>> BEGIN Data

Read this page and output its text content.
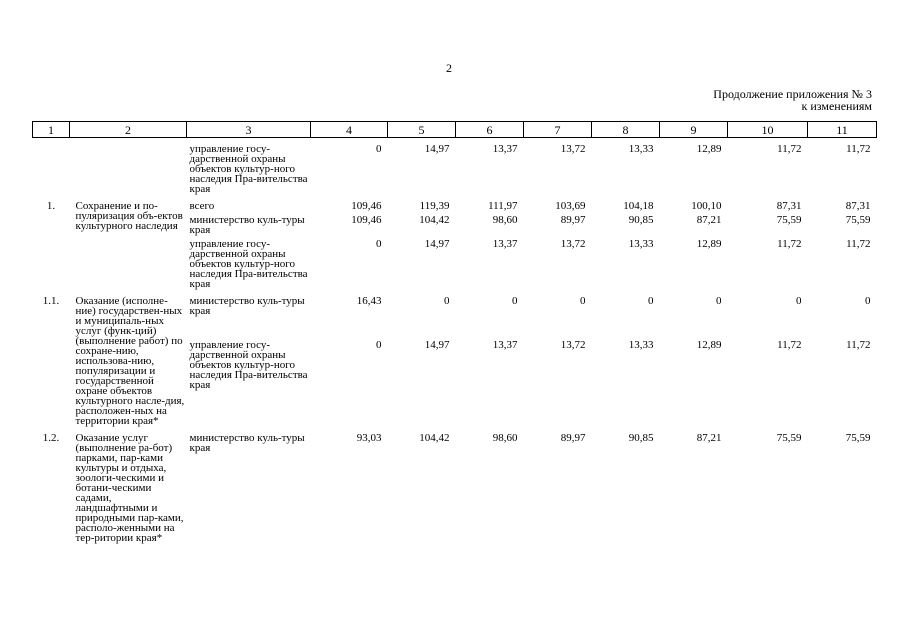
2
Продолжение приложения № 3
к изменениям
1	2	3	4	5	6	7	8	9	10	11
		управление госу-дарственной охраны объектов культур-ного наследия Пра-вительства края	0	14,97	13,37	13,72	13,33	12,89	11,72	11,72
1.	Сохранение и по-пуляризация объ-ектов культурного наследия	всего	109,46	119,39	111,97	103,69	104,18	100,10	87,31	87,31
		министерство куль-туры края	109,46	104,42	98,60	89,97	90,85	87,21	75,59	75,59
		управление госу-дарственной охраны объектов культур-ного наследия Пра-вительства края	0	14,97	13,37	13,72	13,33	12,89	11,72	11,72
1.1.	Оказание (исполне-ние) государствен-ных и муниципаль-ных услуг (функ-ций) (выполнение работ) по сохране-нию, использова-нию, популяризации и государственной охране объектов культурного насле-дия, расположен-ных на территории края*	министерство куль-туры края	16,43	0	0	0	0	0	0	0
		управление госу-дарственной охраны объектов культур-ного наследия Пра-вительства края	0	14,97	13,37	13,72	13,33	12,89	11,72	11,72
1.2.	Оказание услуг (выполнение ра-бот) парками, пар-ками культуры и отдыха, зоологи-ческими и ботани-ческими садами, ландшафтными и природными пар-ками, располо-женными на тер-ритории края*	министерство куль-туры края	93,03	104,42	98,60	89,97	90,85	87,21	75,59	75,59
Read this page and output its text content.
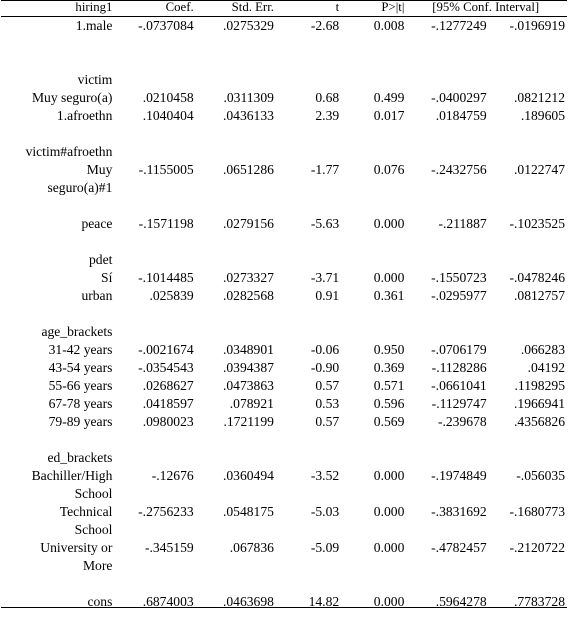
hiring1	Coef.	Std. Err.	t	P>|t|	[95% Conf. Interval]	
1.male	-.0737084	.0275329	-2.68	0.008	-.1277249	-.0196919

victim						
Muy seguro(a)	.0210458	.0311309	0.68	0.499	-.0400297	.0821212
1.afroethn	.1040404	.0436133	2.39	0.017	.0184759	.189605

victim#afroethn						
Muy	-.1155005	.0651286	-1.77	0.076	-.2432756	.0122747
seguro(a)#1						

peace	-.1571198	.0279156	-5.63	0.000	-.211887	-.1023525

pdet						
Sí	-.1014485	.0273327	-3.71	0.000	-.1550723	-.0478246
urban	.025839	.0282568	0.91	0.361	-.0295977	.0812757

age_brackets						
31-42 years	-.0021674	.0348901	-0.06	0.950	-.0706179	.066283
43-54 years	-.0354543	.0394387	-0.90	0.369	-.1128286	.04192
55-66 years	.0268627	.0473863	0.57	0.571	-.0661041	.1198295
67-78 years	.0418597	.078921	0.53	0.596	-.1129747	.1966941
79-89 years	.0980023	.1721199	0.57	0.569	-.239678	.4356826

ed_brackets						
Bachiller/High	-.12676	.0360494	-3.52	0.000	-.1974849	-.056035
School						
Technical	-.2756233	.0548175	-5.03	0.000	-.3831692	-.1680773
School						
University or	-.345159	.067836	-5.09	0.000	-.4782457	-.2120722
More						

cons	.6874003	.0463698	14.82	0.000	.5964278	.7783728
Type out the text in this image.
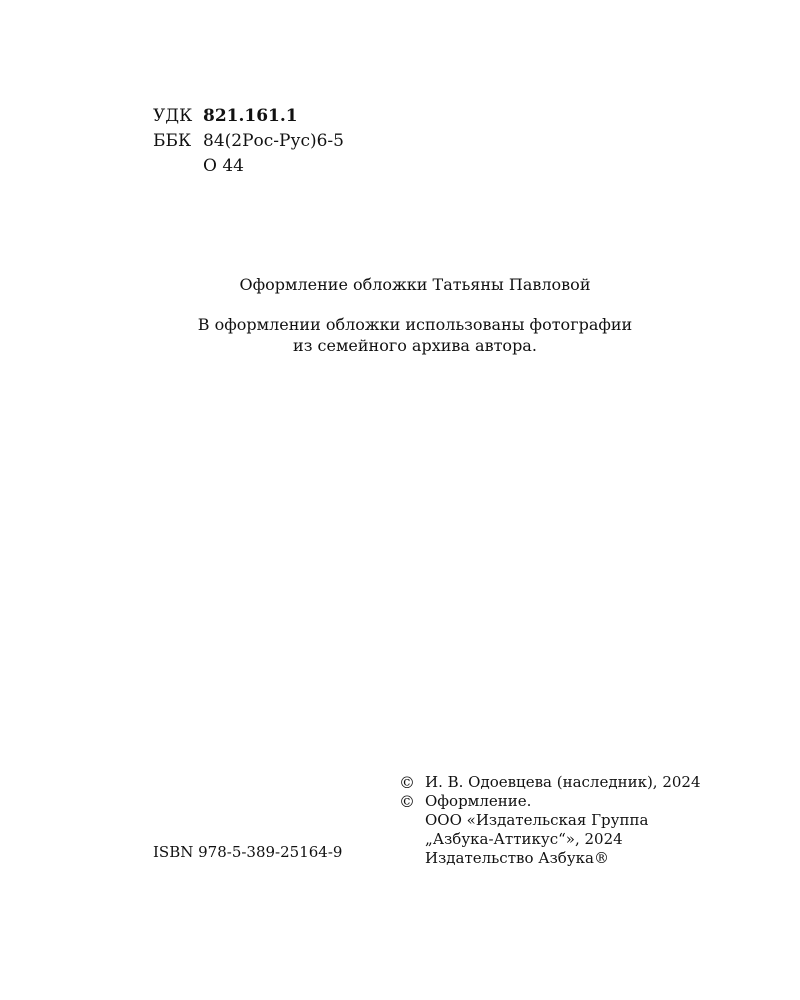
УДК 821.161.1
ББК 84(2Рос-Рус)6-5
О 44

Оформление обложки Татьяны Павловой

В оформлении обложки использованы фотографии
из семейного архива автора.

© И. В. Одоевцева (наследник), 2024
© Оформление.
ООО «Издательская Группа
„Азбука-Аттикус“», 2024
Издательство Азбука®
ISBN 978-5-389-25164-9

>> END Data

Using the records above, extract exactly and only the lines from the one with "Type out the text in this image." through the final line, inclusive, leaving out pictures.

Type out the text in this image.
УДК 821.161.1
ББК 84(2Рос-Рус)6-5
О 44

Оформление обложки Татьяны Павловой

В оформлении обложки использованы фотографии
из семейного архива автора.

© И. В. Одоевцева (наследник), 2024
© Оформление.
ООО «Издательская Группа
„Азбука-Аттикус“», 2024
Издательство Азбука®
ISBN 978-5-389-25164-9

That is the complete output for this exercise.